**OBJECTIVE:** Print out the entries below with no edits.

----- ENTRIES

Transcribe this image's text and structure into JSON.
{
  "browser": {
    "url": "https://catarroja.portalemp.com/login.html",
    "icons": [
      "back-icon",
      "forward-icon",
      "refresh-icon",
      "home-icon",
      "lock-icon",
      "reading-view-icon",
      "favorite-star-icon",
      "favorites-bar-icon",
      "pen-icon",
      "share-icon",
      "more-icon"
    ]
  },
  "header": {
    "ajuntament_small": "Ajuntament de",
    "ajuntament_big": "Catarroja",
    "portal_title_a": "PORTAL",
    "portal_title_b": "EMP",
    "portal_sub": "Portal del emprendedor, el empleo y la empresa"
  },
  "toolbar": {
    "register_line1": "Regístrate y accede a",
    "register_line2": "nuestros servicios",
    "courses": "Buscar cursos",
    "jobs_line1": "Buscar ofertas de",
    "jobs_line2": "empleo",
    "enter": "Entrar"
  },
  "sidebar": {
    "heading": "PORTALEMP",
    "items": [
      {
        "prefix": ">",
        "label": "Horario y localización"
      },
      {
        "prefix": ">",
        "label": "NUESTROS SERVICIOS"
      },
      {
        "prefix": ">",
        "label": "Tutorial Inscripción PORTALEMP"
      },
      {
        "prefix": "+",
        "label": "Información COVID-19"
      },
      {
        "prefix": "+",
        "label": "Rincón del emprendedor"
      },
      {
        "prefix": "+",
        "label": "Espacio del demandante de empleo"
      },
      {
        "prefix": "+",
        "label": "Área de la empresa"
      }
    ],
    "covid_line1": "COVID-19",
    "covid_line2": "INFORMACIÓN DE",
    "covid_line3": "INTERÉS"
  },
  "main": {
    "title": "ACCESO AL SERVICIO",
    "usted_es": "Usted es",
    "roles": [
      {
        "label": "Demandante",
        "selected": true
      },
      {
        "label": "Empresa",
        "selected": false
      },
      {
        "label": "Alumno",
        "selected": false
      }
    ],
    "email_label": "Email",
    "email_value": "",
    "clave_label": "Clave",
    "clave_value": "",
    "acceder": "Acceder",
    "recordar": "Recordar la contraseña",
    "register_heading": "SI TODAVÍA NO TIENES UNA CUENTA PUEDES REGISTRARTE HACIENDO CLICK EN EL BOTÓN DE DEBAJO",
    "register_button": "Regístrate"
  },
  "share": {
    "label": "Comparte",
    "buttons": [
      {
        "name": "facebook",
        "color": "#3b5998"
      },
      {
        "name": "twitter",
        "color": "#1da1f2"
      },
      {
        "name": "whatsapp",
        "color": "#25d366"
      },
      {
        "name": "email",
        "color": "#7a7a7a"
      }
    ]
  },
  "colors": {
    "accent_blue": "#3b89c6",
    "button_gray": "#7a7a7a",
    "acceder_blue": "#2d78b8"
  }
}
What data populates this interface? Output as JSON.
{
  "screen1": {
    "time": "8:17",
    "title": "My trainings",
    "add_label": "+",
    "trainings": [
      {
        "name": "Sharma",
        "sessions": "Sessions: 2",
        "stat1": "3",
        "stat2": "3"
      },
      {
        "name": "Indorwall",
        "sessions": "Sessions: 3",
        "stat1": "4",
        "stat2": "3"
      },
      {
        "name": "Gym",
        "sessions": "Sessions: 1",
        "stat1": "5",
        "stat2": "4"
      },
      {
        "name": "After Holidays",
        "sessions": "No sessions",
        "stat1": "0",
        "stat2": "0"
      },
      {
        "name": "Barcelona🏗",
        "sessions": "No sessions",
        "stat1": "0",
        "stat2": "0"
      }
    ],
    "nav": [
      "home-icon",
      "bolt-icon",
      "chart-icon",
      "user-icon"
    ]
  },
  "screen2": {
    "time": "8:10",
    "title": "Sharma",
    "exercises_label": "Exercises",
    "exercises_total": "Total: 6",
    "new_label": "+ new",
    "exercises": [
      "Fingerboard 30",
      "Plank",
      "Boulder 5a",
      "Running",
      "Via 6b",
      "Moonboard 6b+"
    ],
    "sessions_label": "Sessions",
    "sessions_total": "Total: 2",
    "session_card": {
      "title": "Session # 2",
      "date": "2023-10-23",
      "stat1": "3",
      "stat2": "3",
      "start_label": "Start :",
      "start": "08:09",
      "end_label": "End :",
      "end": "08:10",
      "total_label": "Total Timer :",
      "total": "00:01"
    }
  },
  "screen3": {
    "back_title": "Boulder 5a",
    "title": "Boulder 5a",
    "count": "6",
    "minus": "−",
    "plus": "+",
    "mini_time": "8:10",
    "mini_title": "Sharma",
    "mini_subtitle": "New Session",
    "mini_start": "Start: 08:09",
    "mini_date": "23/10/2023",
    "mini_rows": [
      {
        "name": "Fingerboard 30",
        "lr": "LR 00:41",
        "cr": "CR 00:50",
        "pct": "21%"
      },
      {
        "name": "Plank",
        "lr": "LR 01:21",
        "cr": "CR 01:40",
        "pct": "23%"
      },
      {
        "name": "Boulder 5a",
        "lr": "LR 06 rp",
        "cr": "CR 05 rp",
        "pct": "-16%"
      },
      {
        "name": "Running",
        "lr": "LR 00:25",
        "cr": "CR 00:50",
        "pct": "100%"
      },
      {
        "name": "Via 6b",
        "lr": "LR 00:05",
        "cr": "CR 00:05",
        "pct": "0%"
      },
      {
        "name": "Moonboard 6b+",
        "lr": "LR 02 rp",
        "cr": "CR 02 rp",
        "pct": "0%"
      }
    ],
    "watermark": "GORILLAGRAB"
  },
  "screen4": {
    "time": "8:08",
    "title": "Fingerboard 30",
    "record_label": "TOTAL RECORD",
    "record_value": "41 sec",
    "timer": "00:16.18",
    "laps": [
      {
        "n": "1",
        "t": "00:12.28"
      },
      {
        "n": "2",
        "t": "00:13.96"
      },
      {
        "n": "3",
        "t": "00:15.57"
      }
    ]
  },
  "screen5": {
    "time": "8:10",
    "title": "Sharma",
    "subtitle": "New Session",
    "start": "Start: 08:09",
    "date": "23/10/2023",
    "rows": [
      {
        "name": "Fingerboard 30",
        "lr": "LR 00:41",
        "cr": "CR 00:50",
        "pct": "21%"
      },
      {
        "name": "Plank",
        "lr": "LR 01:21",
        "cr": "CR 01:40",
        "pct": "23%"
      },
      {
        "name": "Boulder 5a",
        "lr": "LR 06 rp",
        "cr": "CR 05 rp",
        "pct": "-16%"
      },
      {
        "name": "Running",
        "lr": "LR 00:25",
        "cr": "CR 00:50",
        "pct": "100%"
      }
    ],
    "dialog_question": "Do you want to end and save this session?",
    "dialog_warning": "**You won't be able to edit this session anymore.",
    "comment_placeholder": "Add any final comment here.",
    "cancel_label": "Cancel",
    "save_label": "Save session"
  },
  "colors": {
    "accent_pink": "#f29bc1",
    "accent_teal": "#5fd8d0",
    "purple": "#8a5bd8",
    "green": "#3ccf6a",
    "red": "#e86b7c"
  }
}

----------

**ANSWER TO THIS EXERCISE:**
Transcribe this image's text and structure into JSON.
{
  "browser": {
    "url": "https://catarroja.portalemp.com/login.html",
    "icons": [
      "back-icon",
      "forward-icon",
      "refresh-icon",
      "home-icon",
      "lock-icon",
      "reading-view-icon",
      "favorite-star-icon",
      "favorites-bar-icon",
      "pen-icon",
      "share-icon",
      "more-icon"
    ]
  },
  "header": {
    "ajuntament_small": "Ajuntament de",
    "ajuntament_big": "Catarroja",
    "portal_title_a": "PORTAL",
    "portal_title_b": "EMP",
    "portal_sub": "Portal del emprendedor, el empleo y la empresa"
  },
  "toolbar": {
    "register_line1": "Regístrate y accede a",
    "register_line2": "nuestros servicios",
    "courses": "Buscar cursos",
    "jobs_line1": "Buscar ofertas de",
    "jobs_line2": "empleo",
    "enter": "Entrar"
  },
  "sidebar": {
    "heading": "PORTALEMP",
    "items": [
      {
        "prefix": ">",
        "label": "Horario y localización"
      },
      {
        "prefix": ">",
        "label": "NUESTROS SERVICIOS"
      },
      {
        "prefix": ">",
        "label": "Tutorial Inscripción PORTALEMP"
      },
      {
        "prefix": "+",
        "label": "Información COVID-19"
      },
      {
        "prefix": "+",
        "label": "Rincón del emprendedor"
      },
      {
        "prefix": "+",
        "label": "Espacio del demandante de empleo"
      },
      {
        "prefix": "+",
        "label": "Área de la empresa"
      }
    ],
    "covid_line1": "COVID-19",
    "covid_line2": "INFORMACIÓN DE",
    "covid_line3": "INTERÉS"
  },
  "main": {
    "title": "ACCESO AL SERVICIO",
    "usted_es": "Usted es",
    "roles": [
      {
        "label": "Demandante",
        "selected": true
      },
      {
        "label": "Empresa",
        "selected": false
      },
      {
        "label": "Alumno",
        "selected": false
      }
    ],
    "email_label": "Email",
    "email_value": "",
    "clave_label": "Clave",
    "clave_value": "",
    "acceder": "Acceder",
    "recordar": "Recordar la contraseña",
    "register_heading": "SI TODAVÍA NO TIENES UNA CUENTA PUEDES REGISTRARTE HACIENDO CLICK EN EL BOTÓN DE DEBAJO",
    "register_button": "Regístrate"
  },
  "share": {
    "label": "Comparte",
    "buttons": [
      {
        "name": "facebook",
        "color": "#3b5998"
      },
      {
        "name": "twitter",
        "color": "#1da1f2"
      },
      {
        "name": "whatsapp",
        "color": "#25d366"
      },
      {
        "name": "email",
        "color": "#7a7a7a"
      }
    ]
  },
  "colors": {
    "accent_blue": "#3b89c6",
    "button_gray": "#7a7a7a",
    "acceder_blue": "#2d78b8"
  }
}
What data populates this interface? Output as JSON.
{
  "screen1": {
    "time": "8:17",
    "title": "My trainings",
    "add_label": "+",
    "trainings": [
      {
        "name": "Sharma",
        "sessions": "Sessions: 2",
        "stat1": "3",
        "stat2": "3"
      },
      {
        "name": "Indorwall",
        "sessions": "Sessions: 3",
        "stat1": "4",
        "stat2": "3"
      },
      {
        "name": "Gym",
        "sessions": "Sessions: 1",
        "stat1": "5",
        "stat2": "4"
      },
      {
        "name": "After Holidays",
        "sessions": "No sessions",
        "stat1": "0",
        "stat2": "0"
      },
      {
        "name": "Barcelona🏗",
        "sessions": "No sessions",
        "stat1": "0",
        "stat2": "0"
      }
    ],
    "nav": [
      "home-icon",
      "bolt-icon",
      "chart-icon",
      "user-icon"
    ]
  },
  "screen2": {
    "time": "8:10",
    "title": "Sharma",
    "exercises_label": "Exercises",
    "exercises_total": "Total: 6",
    "new_label": "+ new",
    "exercises": [
      "Fingerboard 30",
      "Plank",
      "Boulder 5a",
      "Running",
      "Via 6b",
      "Moonboard 6b+"
    ],
    "sessions_label": "Sessions",
    "sessions_total": "Total: 2",
    "session_card": {
      "title": "Session # 2",
      "date": "2023-10-23",
      "stat1": "3",
      "stat2": "3",
      "start_label": "Start :",
      "start": "08:09",
      "end_label": "End :",
      "end": "08:10",
      "total_label": "Total Timer :",
      "total": "00:01"
    }
  },
  "screen3": {
    "back_title": "Boulder 5a",
    "title": "Boulder 5a",
    "count": "6",
    "minus": "−",
    "plus": "+",
    "mini_time": "8:10",
    "mini_title": "Sharma",
    "mini_subtitle": "New Session",
    "mini_start": "Start: 08:09",
    "mini_date": "23/10/2023",
    "mini_rows": [
      {
        "name": "Fingerboard 30",
        "lr": "LR 00:41",
        "cr": "CR 00:50",
        "pct": "21%"
      },
      {
        "name": "Plank",
        "lr": "LR 01:21",
        "cr": "CR 01:40",
        "pct": "23%"
      },
      {
        "name": "Boulder 5a",
        "lr": "LR 06 rp",
        "cr": "CR 05 rp",
        "pct": "-16%"
      },
      {
        "name": "Running",
        "lr": "LR 00:25",
        "cr": "CR 00:50",
        "pct": "100%"
      },
      {
        "name": "Via 6b",
        "lr": "LR 00:05",
        "cr": "CR 00:05",
        "pct": "0%"
      },
      {
        "name": "Moonboard 6b+",
        "lr": "LR 02 rp",
        "cr": "CR 02 rp",
        "pct": "0%"
      }
    ],
    "watermark": "GORILLAGRAB"
  },
  "screen4": {
    "time": "8:08",
    "title": "Fingerboard 30",
    "record_label": "TOTAL RECORD",
    "record_value": "41 sec",
    "timer": "00:16.18",
    "laps": [
      {
        "n": "1",
        "t": "00:12.28"
      },
      {
        "n": "2",
        "t": "00:13.96"
      },
      {
        "n": "3",
        "t": "00:15.57"
      }
    ]
  },
  "screen5": {
    "time": "8:10",
    "title": "Sharma",
    "subtitle": "New Session",
    "start": "Start: 08:09",
    "date": "23/10/2023",
    "rows": [
      {
        "name": "Fingerboard 30",
        "lr": "LR 00:41",
        "cr": "CR 00:50",
        "pct": "21%"
      },
      {
        "name": "Plank",
        "lr": "LR 01:21",
        "cr": "CR 01:40",
        "pct": "23%"
      },
      {
        "name": "Boulder 5a",
        "lr": "LR 06 rp",
        "cr": "CR 05 rp",
        "pct": "-16%"
      },
      {
        "name": "Running",
        "lr": "LR 00:25",
        "cr": "CR 00:50",
        "pct": "100%"
      }
    ],
    "dialog_question": "Do you want to end and save this session?",
    "dialog_warning": "**You won't be able to edit this session anymore.",
    "comment_placeholder": "Add any final comment here.",
    "cancel_label": "Cancel",
    "save_label": "Save session"
  },
  "colors": {
    "accent_pink": "#f29bc1",
    "accent_teal": "#5fd8d0",
    "purple": "#8a5bd8",
    "green": "#3ccf6a",
    "red": "#e86b7c"
  }
}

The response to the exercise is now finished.